THE TASK: Output every entry exactly as given.

□ □ □

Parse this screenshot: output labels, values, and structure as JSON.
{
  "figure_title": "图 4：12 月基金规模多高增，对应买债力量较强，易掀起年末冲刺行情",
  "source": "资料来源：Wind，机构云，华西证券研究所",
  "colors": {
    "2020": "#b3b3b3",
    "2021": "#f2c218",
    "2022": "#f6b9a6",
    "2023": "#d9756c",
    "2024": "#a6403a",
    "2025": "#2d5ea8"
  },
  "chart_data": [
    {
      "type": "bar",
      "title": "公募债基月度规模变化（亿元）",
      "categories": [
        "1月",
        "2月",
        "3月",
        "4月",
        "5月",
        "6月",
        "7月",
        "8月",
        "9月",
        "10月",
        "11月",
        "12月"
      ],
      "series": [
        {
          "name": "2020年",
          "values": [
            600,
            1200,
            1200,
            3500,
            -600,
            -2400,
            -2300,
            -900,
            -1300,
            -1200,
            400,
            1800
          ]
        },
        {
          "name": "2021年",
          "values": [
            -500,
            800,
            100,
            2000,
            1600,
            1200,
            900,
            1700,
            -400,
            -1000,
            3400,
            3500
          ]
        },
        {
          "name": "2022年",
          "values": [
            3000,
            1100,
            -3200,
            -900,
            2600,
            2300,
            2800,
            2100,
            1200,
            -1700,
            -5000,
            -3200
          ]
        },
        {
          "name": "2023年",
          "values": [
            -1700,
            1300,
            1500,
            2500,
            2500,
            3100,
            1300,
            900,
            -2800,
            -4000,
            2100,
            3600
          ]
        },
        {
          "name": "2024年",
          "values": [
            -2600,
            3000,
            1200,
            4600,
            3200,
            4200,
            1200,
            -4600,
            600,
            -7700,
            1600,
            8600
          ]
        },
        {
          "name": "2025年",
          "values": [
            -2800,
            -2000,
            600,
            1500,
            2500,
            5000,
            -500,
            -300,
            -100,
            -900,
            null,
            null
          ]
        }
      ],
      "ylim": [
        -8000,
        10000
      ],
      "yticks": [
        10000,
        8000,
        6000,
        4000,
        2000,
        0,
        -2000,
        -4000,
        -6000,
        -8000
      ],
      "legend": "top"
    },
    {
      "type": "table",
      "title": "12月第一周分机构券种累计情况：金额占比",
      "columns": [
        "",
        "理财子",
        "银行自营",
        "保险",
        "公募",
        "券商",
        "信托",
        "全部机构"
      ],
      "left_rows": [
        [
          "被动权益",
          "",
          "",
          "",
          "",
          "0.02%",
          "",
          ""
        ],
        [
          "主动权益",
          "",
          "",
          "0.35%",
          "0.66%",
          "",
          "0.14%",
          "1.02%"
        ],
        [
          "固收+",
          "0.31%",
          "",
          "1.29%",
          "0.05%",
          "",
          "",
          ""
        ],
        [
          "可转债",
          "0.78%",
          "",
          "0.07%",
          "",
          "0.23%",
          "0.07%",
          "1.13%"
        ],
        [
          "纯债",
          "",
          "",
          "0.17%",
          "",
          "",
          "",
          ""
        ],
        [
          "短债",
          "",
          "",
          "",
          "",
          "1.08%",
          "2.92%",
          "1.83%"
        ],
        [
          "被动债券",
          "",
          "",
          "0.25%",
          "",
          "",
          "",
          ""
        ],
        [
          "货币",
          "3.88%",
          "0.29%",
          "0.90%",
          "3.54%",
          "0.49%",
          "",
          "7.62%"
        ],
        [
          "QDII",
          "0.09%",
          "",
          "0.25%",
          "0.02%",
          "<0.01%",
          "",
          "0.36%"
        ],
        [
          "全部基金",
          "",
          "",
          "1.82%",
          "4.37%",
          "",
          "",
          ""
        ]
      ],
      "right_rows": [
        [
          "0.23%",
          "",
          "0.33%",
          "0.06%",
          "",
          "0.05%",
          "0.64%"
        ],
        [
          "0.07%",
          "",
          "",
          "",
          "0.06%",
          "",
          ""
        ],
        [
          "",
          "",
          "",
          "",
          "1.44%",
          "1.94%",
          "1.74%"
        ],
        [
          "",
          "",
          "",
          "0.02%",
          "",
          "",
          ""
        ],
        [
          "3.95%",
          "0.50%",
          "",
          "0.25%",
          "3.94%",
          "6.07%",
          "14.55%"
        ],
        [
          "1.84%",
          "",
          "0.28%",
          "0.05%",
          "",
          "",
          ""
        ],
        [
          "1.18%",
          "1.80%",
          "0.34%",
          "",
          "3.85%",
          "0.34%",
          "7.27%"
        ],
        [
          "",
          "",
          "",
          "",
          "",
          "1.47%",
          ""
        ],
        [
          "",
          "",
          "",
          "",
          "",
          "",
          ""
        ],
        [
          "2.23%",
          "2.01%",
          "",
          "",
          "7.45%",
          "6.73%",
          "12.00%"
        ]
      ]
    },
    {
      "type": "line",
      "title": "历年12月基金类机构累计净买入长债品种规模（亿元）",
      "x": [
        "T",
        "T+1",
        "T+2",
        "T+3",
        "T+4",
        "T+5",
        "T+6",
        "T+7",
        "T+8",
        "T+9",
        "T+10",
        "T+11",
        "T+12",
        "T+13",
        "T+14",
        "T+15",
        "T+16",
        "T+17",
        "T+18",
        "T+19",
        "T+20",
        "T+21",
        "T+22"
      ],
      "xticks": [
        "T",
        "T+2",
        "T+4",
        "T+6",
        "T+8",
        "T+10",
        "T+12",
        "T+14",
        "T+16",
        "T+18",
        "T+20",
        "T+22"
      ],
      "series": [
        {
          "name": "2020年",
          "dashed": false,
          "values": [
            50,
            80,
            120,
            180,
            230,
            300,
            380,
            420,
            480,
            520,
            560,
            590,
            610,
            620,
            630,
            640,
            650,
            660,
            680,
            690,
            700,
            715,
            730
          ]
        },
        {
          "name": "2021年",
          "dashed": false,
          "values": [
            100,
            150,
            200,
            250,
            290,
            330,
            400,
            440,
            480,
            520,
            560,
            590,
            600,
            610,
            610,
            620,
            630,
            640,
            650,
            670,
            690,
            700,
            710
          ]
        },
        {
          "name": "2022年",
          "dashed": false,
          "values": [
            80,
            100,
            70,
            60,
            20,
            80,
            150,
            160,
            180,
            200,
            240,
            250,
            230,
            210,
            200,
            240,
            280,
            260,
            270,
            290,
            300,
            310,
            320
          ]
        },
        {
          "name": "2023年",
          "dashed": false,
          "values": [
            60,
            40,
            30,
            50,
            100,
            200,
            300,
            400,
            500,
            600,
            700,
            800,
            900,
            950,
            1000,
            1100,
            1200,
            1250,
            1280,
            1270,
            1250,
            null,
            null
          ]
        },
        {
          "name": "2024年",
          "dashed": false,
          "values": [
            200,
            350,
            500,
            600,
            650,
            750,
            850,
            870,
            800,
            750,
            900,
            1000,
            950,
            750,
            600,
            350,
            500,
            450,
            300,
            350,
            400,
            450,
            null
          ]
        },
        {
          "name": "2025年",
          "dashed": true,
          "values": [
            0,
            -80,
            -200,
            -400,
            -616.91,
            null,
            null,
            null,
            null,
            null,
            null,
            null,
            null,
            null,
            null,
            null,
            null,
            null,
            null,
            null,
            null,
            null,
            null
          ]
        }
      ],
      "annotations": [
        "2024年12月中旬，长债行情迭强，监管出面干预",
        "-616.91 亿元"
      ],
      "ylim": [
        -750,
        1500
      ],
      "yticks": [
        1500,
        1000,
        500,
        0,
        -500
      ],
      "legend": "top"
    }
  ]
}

□ □ □

SOLUTION FOR THIS EXERCISE:
Parse this screenshot: output labels, values, and structure as JSON.
{
  "figure_title": "图 4：12 月基金规模多高增，对应买债力量较强，易掀起年末冲刺行情",
  "source": "资料来源：Wind，机构云，华西证券研究所",
  "colors": {
    "2020": "#b3b3b3",
    "2021": "#f2c218",
    "2022": "#f6b9a6",
    "2023": "#d9756c",
    "2024": "#a6403a",
    "2025": "#2d5ea8"
  },
  "chart_data": [
    {
      "type": "bar",
      "title": "公募债基月度规模变化（亿元）",
      "categories": [
        "1月",
        "2月",
        "3月",
        "4月",
        "5月",
        "6月",
        "7月",
        "8月",
        "9月",
        "10月",
        "11月",
        "12月"
      ],
      "series": [
        {
          "name": "2020年",
          "values": [
            600,
            1200,
            1200,
            3500,
            -600,
            -2400,
            -2300,
            -900,
            -1300,
            -1200,
            400,
            1800
          ]
        },
        {
          "name": "2021年",
          "values": [
            -500,
            800,
            100,
            2000,
            1600,
            1200,
            900,
            1700,
            -400,
            -1000,
            3400,
            3500
          ]
        },
        {
          "name": "2022年",
          "values": [
            3000,
            1100,
            -3200,
            -900,
            2600,
            2300,
            2800,
            2100,
            1200,
            -1700,
            -5000,
            -3200
          ]
        },
        {
          "name": "2023年",
          "values": [
            -1700,
            1300,
            1500,
            2500,
            2500,
            3100,
            1300,
            900,
            -2800,
            -4000,
            2100,
            3600
          ]
        },
        {
          "name": "2024年",
          "values": [
            -2600,
            3000,
            1200,
            4600,
            3200,
            4200,
            1200,
            -4600,
            600,
            -7700,
            1600,
            8600
          ]
        },
        {
          "name": "2025年",
          "values": [
            -2800,
            -2000,
            600,
            1500,
            2500,
            5000,
            -500,
            -300,
            -100,
            -900,
            null,
            null
          ]
        }
      ],
      "ylim": [
        -8000,
        10000
      ],
      "yticks": [
        10000,
        8000,
        6000,
        4000,
        2000,
        0,
        -2000,
        -4000,
        -6000,
        -8000
      ],
      "legend": "top"
    },
    {
      "type": "table",
      "title": "12月第一周分机构券种累计情况：金额占比",
      "columns": [
        "",
        "理财子",
        "银行自营",
        "保险",
        "公募",
        "券商",
        "信托",
        "全部机构"
      ],
      "left_rows": [
        [
          "被动权益",
          "",
          "",
          "",
          "",
          "0.02%",
          "",
          ""
        ],
        [
          "主动权益",
          "",
          "",
          "0.35%",
          "0.66%",
          "",
          "0.14%",
          "1.02%"
        ],
        [
          "固收+",
          "0.31%",
          "",
          "1.29%",
          "0.05%",
          "",
          "",
          ""
        ],
        [
          "可转债",
          "0.78%",
          "",
          "0.07%",
          "",
          "0.23%",
          "0.07%",
          "1.13%"
        ],
        [
          "纯债",
          "",
          "",
          "0.17%",
          "",
          "",
          "",
          ""
        ],
        [
          "短债",
          "",
          "",
          "",
          "",
          "1.08%",
          "2.92%",
          "1.83%"
        ],
        [
          "被动债券",
          "",
          "",
          "0.25%",
          "",
          "",
          "",
          ""
        ],
        [
          "货币",
          "3.88%",
          "0.29%",
          "0.90%",
          "3.54%",
          "0.49%",
          "",
          "7.62%"
        ],
        [
          "QDII",
          "0.09%",
          "",
          "0.25%",
          "0.02%",
          "<0.01%",
          "",
          "0.36%"
        ],
        [
          "全部基金",
          "",
          "",
          "1.82%",
          "4.37%",
          "",
          "",
          ""
        ]
      ],
      "right_rows": [
        [
          "0.23%",
          "",
          "0.33%",
          "0.06%",
          "",
          "0.05%",
          "0.64%"
        ],
        [
          "0.07%",
          "",
          "",
          "",
          "0.06%",
          "",
          ""
        ],
        [
          "",
          "",
          "",
          "",
          "1.44%",
          "1.94%",
          "1.74%"
        ],
        [
          "",
          "",
          "",
          "0.02%",
          "",
          "",
          ""
        ],
        [
          "3.95%",
          "0.50%",
          "",
          "0.25%",
          "3.94%",
          "6.07%",
          "14.55%"
        ],
        [
          "1.84%",
          "",
          "0.28%",
          "0.05%",
          "",
          "",
          ""
        ],
        [
          "1.18%",
          "1.80%",
          "0.34%",
          "",
          "3.85%",
          "0.34%",
          "7.27%"
        ],
        [
          "",
          "",
          "",
          "",
          "",
          "1.47%",
          ""
        ],
        [
          "",
          "",
          "",
          "",
          "",
          "",
          ""
        ],
        [
          "2.23%",
          "2.01%",
          "",
          "",
          "7.45%",
          "6.73%",
          "12.00%"
        ]
      ]
    },
    {
      "type": "line",
      "title": "历年12月基金类机构累计净买入长债品种规模（亿元）",
      "x": [
        "T",
        "T+1",
        "T+2",
        "T+3",
        "T+4",
        "T+5",
        "T+6",
        "T+7",
        "T+8",
        "T+9",
        "T+10",
        "T+11",
        "T+12",
        "T+13",
        "T+14",
        "T+15",
        "T+16",
        "T+17",
        "T+18",
        "T+19",
        "T+20",
        "T+21",
        "T+22"
      ],
      "xticks": [
        "T",
        "T+2",
        "T+4",
        "T+6",
        "T+8",
        "T+10",
        "T+12",
        "T+14",
        "T+16",
        "T+18",
        "T+20",
        "T+22"
      ],
      "series": [
        {
          "name": "2020年",
          "dashed": false,
          "values": [
            50,
            80,
            120,
            180,
            230,
            300,
            380,
            420,
            480,
            520,
            560,
            590,
            610,
            620,
            630,
            640,
            650,
            660,
            680,
            690,
            700,
            715,
            730
          ]
        },
        {
          "name": "2021年",
          "dashed": false,
          "values": [
            100,
            150,
            200,
            250,
            290,
            330,
            400,
            440,
            480,
            520,
            560,
            590,
            600,
            610,
            610,
            620,
            630,
            640,
            650,
            670,
            690,
            700,
            710
          ]
        },
        {
          "name": "2022年",
          "dashed": false,
          "values": [
            80,
            100,
            70,
            60,
            20,
            80,
            150,
            160,
            180,
            200,
            240,
            250,
            230,
            210,
            200,
            240,
            280,
            260,
            270,
            290,
            300,
            310,
            320
          ]
        },
        {
          "name": "2023年",
          "dashed": false,
          "values": [
            60,
            40,
            30,
            50,
            100,
            200,
            300,
            400,
            500,
            600,
            700,
            800,
            900,
            950,
            1000,
            1100,
            1200,
            1250,
            1280,
            1270,
            1250,
            null,
            null
          ]
        },
        {
          "name": "2024年",
          "dashed": false,
          "values": [
            200,
            350,
            500,
            600,
            650,
            750,
            850,
            870,
            800,
            750,
            900,
            1000,
            950,
            750,
            600,
            350,
            500,
            450,
            300,
            350,
            400,
            450,
            null
          ]
        },
        {
          "name": "2025年",
          "dashed": true,
          "values": [
            0,
            -80,
            -200,
            -400,
            -616.91,
            null,
            null,
            null,
            null,
            null,
            null,
            null,
            null,
            null,
            null,
            null,
            null,
            null,
            null,
            null,
            null,
            null,
            null
          ]
        }
      ],
      "annotations": [
        "2024年12月中旬，长债行情迭强，监管出面干预",
        "-616.91 亿元"
      ],
      "ylim": [
        -750,
        1500
      ],
      "yticks": [
        1500,
        1000,
        500,
        0,
        -500
      ],
      "legend": "top"
    }
  ]
}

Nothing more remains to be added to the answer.